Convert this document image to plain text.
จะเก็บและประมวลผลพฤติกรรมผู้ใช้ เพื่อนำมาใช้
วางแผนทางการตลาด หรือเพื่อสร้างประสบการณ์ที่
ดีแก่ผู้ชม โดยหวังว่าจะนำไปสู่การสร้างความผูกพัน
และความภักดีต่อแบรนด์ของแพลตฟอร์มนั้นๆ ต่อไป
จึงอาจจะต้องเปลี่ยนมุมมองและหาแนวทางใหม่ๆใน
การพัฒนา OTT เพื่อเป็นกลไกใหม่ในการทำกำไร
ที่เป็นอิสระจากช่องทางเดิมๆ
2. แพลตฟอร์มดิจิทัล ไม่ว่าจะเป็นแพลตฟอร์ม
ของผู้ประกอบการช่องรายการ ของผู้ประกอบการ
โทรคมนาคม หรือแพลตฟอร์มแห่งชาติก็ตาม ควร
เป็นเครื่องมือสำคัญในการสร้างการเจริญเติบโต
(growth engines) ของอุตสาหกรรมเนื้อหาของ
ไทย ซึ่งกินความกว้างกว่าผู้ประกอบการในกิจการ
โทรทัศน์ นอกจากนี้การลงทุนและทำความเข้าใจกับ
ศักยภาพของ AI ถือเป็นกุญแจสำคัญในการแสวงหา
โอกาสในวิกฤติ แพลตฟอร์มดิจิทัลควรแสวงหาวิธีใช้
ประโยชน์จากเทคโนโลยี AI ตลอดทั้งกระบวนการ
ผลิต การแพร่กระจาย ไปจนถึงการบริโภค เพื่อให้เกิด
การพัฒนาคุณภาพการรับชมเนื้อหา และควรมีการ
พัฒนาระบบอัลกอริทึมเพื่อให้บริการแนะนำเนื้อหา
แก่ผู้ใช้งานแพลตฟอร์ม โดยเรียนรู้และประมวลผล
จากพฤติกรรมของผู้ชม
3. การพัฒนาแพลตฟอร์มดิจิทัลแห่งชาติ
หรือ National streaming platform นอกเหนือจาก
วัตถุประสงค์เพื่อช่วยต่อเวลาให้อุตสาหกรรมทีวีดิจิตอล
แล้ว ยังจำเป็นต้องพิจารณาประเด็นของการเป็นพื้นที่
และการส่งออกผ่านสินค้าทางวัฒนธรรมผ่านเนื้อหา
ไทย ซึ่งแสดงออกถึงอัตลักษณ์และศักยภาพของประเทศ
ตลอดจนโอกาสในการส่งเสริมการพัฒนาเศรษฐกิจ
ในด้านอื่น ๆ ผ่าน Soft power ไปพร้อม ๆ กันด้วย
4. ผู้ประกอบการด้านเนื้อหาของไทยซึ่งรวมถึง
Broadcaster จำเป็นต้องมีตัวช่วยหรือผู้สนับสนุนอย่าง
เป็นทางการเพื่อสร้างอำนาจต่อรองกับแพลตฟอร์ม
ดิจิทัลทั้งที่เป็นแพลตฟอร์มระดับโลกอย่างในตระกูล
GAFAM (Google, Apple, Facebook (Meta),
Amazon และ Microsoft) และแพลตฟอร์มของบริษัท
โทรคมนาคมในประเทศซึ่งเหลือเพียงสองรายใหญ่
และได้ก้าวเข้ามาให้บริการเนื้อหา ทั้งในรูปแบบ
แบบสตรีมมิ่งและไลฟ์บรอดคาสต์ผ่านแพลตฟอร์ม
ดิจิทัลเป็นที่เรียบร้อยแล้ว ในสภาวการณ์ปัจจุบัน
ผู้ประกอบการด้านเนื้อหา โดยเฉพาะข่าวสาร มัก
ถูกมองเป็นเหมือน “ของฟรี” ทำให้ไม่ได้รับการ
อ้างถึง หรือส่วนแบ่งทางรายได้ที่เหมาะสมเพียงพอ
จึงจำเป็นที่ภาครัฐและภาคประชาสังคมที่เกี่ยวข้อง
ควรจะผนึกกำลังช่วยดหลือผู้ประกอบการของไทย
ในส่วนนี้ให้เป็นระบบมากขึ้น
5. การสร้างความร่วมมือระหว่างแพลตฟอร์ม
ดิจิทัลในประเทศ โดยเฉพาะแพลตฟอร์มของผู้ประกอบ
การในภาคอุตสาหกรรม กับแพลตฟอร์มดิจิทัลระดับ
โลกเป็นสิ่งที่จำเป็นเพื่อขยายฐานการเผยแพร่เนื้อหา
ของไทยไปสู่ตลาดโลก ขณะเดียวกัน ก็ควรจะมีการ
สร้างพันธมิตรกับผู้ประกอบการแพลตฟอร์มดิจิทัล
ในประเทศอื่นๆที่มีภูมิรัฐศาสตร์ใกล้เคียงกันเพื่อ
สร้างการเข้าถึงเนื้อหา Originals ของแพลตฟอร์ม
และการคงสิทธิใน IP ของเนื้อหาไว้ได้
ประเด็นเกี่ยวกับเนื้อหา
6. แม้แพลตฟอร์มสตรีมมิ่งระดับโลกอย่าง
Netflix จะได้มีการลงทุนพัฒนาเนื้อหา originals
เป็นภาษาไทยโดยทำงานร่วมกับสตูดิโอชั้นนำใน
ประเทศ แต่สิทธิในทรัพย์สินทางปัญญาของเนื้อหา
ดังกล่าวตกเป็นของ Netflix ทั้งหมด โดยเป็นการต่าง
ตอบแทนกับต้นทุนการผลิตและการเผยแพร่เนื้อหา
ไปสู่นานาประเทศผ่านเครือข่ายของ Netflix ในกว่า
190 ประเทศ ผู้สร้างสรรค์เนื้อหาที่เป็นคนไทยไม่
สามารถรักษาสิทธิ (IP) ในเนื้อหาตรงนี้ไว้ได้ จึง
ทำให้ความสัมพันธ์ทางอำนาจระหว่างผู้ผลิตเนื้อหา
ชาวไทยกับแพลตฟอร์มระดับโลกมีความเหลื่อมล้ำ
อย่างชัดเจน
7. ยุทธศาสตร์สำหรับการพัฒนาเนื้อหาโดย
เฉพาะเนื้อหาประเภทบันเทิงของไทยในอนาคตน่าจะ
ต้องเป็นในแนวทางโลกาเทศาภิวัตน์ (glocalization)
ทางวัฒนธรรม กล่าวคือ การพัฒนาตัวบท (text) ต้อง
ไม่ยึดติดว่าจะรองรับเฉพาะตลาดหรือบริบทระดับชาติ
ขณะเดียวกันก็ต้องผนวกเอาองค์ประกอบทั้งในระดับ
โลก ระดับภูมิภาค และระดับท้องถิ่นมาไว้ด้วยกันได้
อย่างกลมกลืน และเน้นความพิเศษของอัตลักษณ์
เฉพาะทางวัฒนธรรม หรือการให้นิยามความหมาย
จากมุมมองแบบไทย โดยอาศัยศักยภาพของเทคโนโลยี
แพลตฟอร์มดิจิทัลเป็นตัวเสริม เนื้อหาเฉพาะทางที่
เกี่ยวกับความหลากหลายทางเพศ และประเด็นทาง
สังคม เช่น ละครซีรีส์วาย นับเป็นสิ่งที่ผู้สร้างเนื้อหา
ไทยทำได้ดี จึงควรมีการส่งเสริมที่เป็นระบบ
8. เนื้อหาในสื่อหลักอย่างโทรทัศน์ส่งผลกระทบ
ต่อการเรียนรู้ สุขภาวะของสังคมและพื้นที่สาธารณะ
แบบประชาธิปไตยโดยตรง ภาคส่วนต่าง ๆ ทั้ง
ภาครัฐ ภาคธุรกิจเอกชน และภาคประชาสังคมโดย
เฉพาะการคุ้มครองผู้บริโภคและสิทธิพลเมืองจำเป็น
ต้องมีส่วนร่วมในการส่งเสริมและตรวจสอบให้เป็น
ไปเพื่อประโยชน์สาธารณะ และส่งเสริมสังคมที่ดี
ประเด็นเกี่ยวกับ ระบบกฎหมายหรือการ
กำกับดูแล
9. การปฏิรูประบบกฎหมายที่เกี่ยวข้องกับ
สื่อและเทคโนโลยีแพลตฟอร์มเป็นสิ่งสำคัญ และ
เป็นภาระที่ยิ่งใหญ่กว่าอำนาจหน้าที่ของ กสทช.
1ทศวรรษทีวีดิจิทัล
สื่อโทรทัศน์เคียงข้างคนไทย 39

++++++++++++++++++++

◆ Aim
Show every line of the listing in which the string "สาธารณะ" can be found.

◆ Answer to this task
ต่อการเรียนรู้ สุขภาวะของสังคมและพื้นที่สาธารณะ
ไปเพื่อประโยชน์สาธารณะ และส่งเสริมสังคมที่ดี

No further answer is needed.